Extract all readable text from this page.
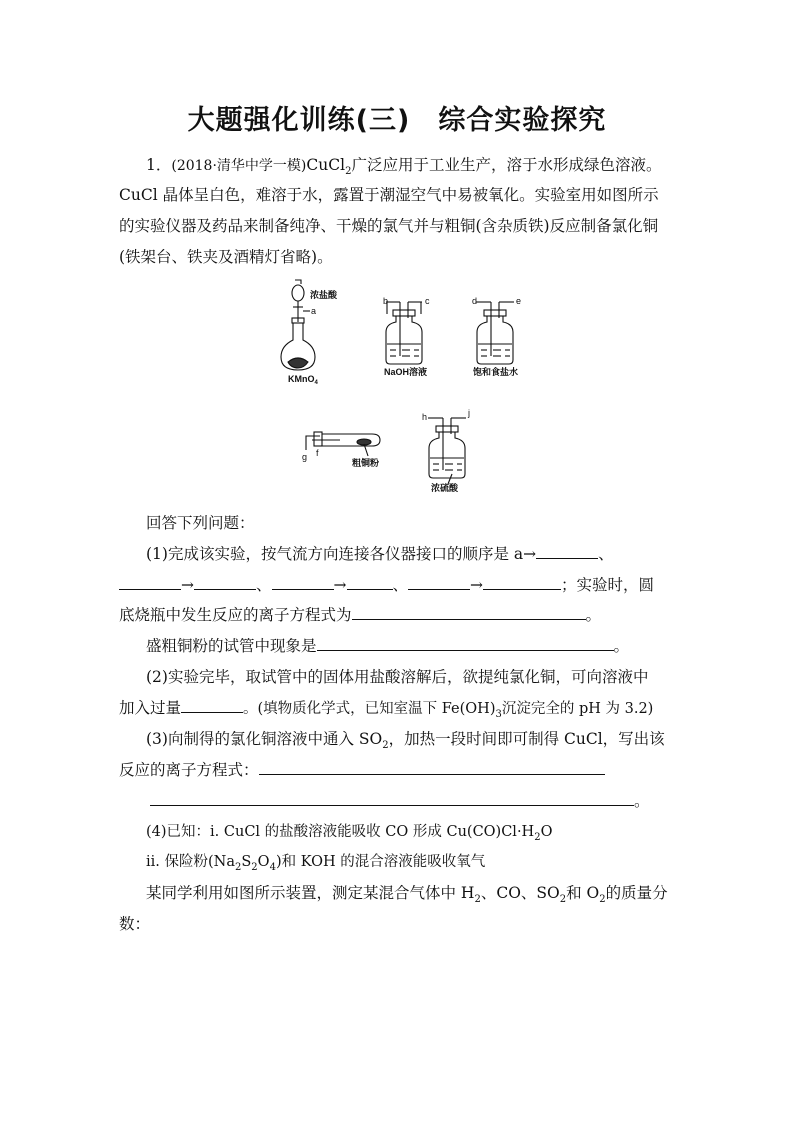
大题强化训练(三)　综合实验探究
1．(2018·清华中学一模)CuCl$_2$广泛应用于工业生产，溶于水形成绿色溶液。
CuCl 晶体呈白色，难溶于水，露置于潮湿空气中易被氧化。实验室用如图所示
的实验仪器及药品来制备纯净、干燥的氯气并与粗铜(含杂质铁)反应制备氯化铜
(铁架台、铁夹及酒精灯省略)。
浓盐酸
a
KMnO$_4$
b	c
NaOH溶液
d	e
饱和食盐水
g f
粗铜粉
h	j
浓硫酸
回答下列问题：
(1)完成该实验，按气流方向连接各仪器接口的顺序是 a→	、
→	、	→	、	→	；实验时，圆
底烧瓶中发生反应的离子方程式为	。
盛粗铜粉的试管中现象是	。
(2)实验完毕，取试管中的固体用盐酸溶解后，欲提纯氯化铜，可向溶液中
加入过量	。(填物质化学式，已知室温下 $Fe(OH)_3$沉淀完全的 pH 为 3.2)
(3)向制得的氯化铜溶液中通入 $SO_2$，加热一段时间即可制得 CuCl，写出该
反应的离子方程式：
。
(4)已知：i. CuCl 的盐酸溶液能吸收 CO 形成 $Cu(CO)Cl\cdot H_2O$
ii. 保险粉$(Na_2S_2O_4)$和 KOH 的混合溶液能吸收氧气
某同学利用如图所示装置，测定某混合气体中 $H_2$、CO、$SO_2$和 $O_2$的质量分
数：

======

OBJECTIVE
Find the lines of the material that hold the word "CuCl" and report their count alone.

TASK SOLUTION
4